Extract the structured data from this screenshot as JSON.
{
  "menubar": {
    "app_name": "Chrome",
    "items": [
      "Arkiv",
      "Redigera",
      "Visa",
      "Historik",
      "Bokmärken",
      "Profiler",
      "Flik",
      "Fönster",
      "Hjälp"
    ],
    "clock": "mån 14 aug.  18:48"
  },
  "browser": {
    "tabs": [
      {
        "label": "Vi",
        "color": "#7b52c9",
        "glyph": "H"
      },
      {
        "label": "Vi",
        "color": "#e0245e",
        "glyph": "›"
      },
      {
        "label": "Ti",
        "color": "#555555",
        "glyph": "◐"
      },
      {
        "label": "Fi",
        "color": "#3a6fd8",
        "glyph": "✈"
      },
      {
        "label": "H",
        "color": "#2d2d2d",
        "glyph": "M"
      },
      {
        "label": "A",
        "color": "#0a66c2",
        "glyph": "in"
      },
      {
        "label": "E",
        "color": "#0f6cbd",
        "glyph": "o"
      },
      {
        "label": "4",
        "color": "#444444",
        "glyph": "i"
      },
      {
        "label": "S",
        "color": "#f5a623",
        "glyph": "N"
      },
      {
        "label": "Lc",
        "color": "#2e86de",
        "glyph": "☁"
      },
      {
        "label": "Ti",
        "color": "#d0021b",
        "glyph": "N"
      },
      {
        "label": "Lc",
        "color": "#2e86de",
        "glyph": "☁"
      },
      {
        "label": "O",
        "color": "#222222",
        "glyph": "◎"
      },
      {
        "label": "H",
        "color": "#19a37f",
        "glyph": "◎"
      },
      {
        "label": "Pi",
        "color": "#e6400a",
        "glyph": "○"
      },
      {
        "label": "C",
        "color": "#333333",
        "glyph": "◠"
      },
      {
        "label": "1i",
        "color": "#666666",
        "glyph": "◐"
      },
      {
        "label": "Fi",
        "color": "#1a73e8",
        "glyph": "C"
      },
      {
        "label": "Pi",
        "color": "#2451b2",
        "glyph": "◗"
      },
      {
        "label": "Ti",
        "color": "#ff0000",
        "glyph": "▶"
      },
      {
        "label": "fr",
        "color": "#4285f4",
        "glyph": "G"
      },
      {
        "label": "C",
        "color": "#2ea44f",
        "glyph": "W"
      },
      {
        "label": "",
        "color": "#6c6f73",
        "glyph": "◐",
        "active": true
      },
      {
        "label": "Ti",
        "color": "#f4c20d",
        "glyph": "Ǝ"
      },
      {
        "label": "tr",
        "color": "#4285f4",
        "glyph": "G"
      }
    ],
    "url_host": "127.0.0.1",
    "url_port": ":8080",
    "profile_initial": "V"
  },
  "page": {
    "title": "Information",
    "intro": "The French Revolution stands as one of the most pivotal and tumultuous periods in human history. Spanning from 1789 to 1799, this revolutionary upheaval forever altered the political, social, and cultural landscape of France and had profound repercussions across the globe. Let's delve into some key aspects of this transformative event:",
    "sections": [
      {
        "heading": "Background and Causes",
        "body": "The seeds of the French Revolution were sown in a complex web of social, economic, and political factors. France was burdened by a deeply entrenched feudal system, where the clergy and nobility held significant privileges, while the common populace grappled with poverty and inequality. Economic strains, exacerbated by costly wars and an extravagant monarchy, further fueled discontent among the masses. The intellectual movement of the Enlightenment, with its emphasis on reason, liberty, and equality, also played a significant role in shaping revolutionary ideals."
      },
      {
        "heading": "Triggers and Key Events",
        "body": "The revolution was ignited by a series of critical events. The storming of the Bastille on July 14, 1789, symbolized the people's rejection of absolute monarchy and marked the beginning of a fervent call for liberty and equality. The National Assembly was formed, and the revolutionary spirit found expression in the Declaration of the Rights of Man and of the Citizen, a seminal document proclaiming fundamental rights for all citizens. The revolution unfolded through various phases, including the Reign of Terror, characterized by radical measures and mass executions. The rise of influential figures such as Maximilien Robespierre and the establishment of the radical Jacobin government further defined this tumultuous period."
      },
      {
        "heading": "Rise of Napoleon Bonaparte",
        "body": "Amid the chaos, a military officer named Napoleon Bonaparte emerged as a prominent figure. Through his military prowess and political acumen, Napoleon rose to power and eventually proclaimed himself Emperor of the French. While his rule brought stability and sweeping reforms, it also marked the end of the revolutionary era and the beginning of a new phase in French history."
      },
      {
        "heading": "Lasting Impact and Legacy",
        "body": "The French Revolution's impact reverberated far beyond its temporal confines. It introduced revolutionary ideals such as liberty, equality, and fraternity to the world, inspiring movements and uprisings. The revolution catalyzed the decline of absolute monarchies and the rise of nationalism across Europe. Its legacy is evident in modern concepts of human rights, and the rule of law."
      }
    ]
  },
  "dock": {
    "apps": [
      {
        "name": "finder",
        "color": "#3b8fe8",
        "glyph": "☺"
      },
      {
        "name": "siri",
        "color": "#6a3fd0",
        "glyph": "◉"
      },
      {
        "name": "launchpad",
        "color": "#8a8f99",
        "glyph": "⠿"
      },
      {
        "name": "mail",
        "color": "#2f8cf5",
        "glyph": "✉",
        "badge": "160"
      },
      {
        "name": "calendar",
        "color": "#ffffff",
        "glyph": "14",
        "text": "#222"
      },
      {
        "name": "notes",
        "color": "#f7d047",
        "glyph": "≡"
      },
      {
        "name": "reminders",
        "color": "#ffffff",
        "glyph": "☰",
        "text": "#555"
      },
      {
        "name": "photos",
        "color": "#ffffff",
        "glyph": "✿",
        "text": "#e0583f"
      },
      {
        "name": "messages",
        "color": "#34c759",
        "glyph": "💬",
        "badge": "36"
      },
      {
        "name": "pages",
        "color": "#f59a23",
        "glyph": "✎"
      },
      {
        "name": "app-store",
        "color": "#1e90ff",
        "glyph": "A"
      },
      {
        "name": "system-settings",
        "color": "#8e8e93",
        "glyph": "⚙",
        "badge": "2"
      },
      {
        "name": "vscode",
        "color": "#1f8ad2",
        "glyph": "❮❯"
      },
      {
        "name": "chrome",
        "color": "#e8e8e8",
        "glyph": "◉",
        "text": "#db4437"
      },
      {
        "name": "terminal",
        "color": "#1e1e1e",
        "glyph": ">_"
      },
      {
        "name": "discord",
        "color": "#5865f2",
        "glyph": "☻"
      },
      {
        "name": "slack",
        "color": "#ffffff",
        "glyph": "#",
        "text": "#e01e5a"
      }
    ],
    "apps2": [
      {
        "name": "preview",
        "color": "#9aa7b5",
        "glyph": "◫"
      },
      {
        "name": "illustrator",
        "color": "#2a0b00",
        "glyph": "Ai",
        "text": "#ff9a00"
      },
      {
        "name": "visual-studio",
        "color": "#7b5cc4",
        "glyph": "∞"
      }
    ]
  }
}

┄┄┄┄┄┄

## Task objective
In the entries above, find every line holding the word "heading" and copy it out.

## Solution for this problem
        "heading": "Background and Causes",
        "heading": "Triggers and Key Events",
        "heading": "Rise of Napoleon Bonaparte",
        "heading": "Lasting Impact and Legacy",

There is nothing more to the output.